— Start of Given data —

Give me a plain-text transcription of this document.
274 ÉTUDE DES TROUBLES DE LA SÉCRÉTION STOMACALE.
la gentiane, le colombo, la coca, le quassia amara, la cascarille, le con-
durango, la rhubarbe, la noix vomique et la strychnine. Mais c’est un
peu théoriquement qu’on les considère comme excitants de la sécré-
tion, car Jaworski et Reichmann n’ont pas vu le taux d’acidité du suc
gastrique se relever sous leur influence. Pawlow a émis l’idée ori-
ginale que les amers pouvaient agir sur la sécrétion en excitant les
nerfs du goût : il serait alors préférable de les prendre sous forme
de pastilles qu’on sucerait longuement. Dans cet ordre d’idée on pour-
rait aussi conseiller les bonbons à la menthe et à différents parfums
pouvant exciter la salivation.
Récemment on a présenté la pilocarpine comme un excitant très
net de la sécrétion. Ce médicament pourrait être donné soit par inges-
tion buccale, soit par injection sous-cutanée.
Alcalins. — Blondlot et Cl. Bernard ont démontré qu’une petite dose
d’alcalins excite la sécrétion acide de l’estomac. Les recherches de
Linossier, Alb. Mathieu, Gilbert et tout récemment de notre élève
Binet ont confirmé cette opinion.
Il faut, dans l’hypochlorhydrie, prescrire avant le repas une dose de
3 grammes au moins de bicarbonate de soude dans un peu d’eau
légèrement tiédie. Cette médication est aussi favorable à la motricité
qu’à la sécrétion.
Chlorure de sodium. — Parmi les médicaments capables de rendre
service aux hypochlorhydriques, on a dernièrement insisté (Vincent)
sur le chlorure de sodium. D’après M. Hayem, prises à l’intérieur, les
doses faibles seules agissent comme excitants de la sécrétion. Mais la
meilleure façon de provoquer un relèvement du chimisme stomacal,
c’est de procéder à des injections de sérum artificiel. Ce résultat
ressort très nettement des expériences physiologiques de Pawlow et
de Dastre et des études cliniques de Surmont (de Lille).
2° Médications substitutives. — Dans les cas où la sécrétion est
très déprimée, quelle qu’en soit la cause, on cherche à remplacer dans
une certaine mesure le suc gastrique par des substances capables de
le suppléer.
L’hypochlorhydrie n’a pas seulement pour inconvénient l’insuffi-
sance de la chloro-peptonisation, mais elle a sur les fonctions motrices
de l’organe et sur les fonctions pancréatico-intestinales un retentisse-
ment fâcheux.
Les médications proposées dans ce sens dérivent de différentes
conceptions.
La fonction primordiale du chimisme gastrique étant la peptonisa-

— End of Given data —

> [The problem]
Report how many lines of the listing hold the word "très", with nothing but the number.

> [Task output]
3